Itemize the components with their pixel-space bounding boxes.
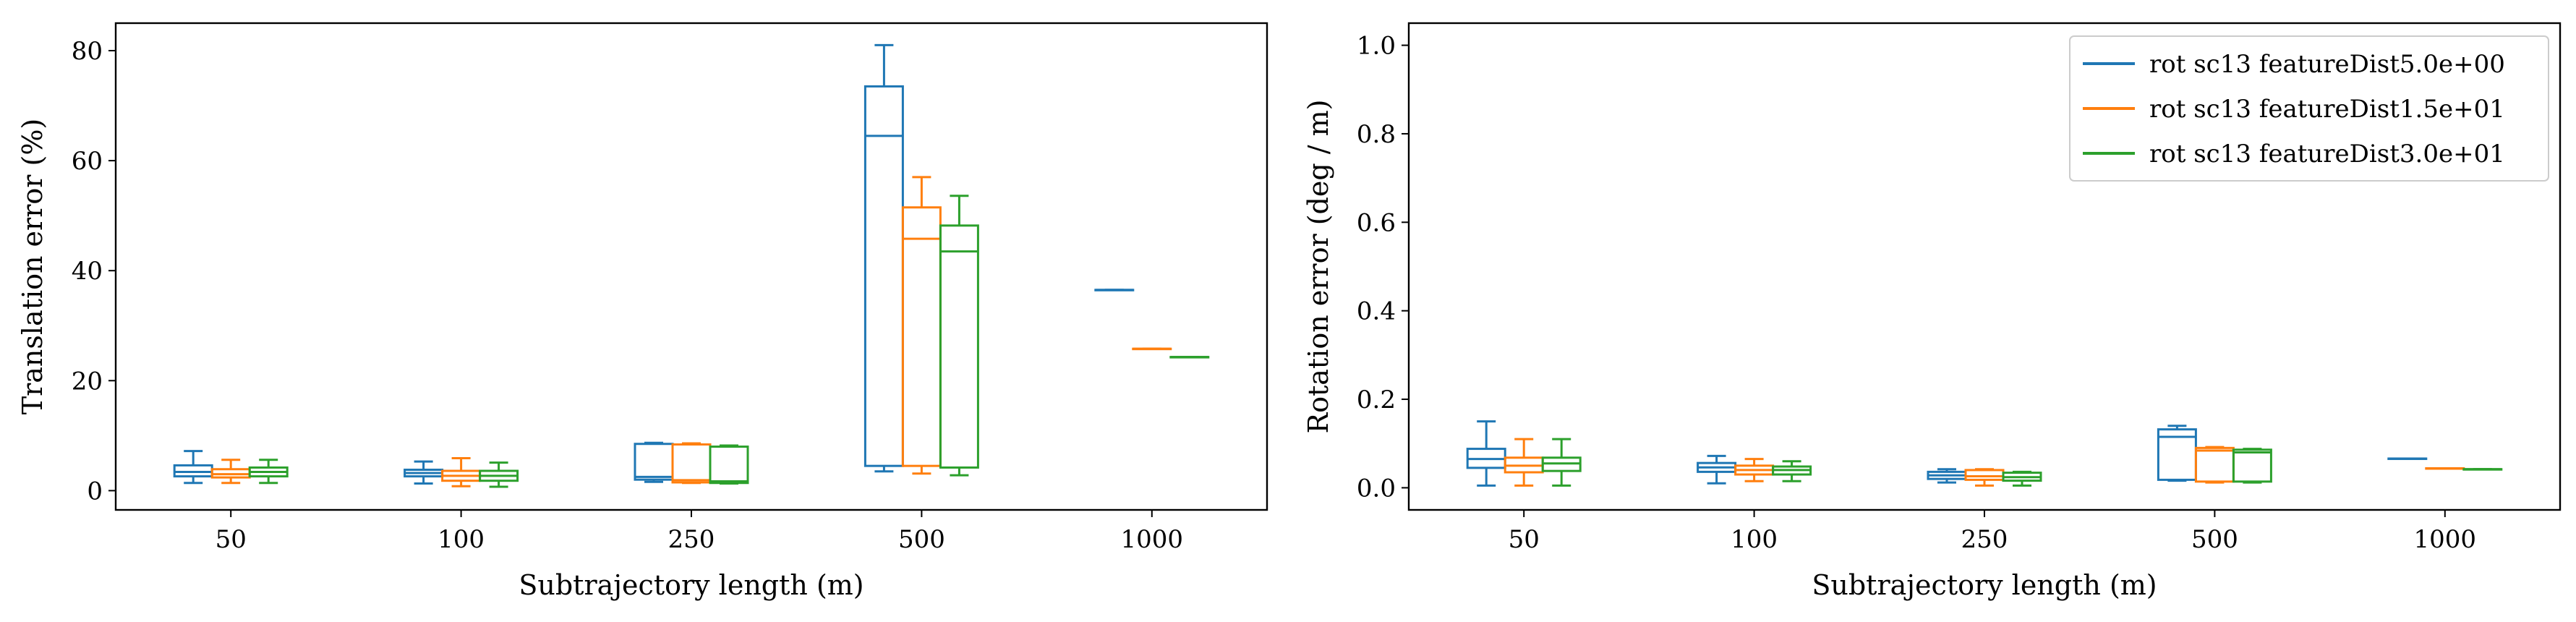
◆ ◆ ◆ ◆ ◆ ◆ ◆
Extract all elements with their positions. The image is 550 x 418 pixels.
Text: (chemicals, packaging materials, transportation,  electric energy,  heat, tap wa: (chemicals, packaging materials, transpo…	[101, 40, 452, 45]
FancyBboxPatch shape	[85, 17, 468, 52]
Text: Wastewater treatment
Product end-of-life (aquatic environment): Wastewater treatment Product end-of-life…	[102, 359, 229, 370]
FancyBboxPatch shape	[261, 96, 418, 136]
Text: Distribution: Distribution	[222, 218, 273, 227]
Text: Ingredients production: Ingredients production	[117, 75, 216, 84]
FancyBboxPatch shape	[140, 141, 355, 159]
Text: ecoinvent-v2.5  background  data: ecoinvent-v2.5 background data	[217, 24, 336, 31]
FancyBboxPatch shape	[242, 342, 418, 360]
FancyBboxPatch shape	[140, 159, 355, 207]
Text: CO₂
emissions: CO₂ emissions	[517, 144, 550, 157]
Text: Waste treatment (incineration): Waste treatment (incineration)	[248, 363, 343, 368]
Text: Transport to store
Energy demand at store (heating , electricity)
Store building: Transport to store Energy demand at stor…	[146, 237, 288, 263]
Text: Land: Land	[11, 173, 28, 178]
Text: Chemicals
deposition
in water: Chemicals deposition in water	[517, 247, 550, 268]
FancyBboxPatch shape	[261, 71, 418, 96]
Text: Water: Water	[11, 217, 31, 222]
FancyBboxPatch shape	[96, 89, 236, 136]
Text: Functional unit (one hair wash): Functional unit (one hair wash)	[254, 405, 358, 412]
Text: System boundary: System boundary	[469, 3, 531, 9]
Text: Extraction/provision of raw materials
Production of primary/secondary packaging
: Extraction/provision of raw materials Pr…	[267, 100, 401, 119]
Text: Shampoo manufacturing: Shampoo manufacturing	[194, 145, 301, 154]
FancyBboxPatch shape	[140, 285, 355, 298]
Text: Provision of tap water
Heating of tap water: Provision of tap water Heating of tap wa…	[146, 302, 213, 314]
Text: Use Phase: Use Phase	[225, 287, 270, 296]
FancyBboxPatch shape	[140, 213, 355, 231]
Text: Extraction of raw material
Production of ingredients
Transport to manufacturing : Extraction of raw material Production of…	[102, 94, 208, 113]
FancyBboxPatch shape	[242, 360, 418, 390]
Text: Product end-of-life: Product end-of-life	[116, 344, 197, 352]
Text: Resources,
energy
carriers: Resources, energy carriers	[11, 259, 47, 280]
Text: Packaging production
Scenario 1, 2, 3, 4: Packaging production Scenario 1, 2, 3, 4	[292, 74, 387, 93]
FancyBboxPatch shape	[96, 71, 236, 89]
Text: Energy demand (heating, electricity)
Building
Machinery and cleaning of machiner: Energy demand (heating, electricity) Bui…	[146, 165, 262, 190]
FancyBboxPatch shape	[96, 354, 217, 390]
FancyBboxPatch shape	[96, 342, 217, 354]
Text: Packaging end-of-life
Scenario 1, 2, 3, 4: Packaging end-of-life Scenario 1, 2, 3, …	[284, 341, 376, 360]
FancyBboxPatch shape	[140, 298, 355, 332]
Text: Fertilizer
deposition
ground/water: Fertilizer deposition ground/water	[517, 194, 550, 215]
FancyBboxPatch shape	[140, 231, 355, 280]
◆ ◆ ◆ ◆ ◆ ◆ ◆
Please convert the listing lines between the one containing "Extract all elements" and the one containing "Text: Wastewater treatment", inclusive, into a numbered list, leaving out any blank lines.

1. Extract all elements with their positions. The image is 550 x 418 pixels.
2. Text: (chemicals, packaging materials, transportation,  electric energy,  heat, tap wa: (chemicals, packaging materials, transpo…	[101, 40, 452, 45]
3. FancyBboxPatch shape	[85, 17, 468, 52]
4. Text: Wastewater treatment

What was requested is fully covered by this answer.